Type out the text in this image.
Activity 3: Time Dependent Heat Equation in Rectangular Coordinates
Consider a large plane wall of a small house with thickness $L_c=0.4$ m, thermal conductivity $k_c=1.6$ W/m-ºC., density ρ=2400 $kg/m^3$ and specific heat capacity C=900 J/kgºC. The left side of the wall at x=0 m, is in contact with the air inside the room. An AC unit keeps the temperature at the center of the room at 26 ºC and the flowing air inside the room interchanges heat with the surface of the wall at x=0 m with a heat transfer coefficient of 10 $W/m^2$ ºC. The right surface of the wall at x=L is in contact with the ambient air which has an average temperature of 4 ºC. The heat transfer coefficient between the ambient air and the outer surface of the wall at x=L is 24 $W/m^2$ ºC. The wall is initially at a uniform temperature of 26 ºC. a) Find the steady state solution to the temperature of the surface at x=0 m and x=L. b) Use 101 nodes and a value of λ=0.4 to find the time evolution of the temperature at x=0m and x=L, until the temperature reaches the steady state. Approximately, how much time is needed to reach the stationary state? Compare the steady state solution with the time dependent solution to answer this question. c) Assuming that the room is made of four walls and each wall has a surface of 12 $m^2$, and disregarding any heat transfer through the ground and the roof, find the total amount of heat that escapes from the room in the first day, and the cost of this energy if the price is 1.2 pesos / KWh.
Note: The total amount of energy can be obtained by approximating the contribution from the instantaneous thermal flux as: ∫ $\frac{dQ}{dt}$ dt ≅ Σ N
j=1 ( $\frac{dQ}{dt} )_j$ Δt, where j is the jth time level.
···
> _Direction_: Extract every line containing the string "frac" from the material.

> _Written response_:
Note: The total amount of energy can be obtained by approximating the contribution from the instantaneous thermal flux as: ∫ $\frac{dQ}{dt}$ dt ≅ Σ N
j=1 ( $\frac{dQ}{dt} )_j$ Δt, where j is the jth time level.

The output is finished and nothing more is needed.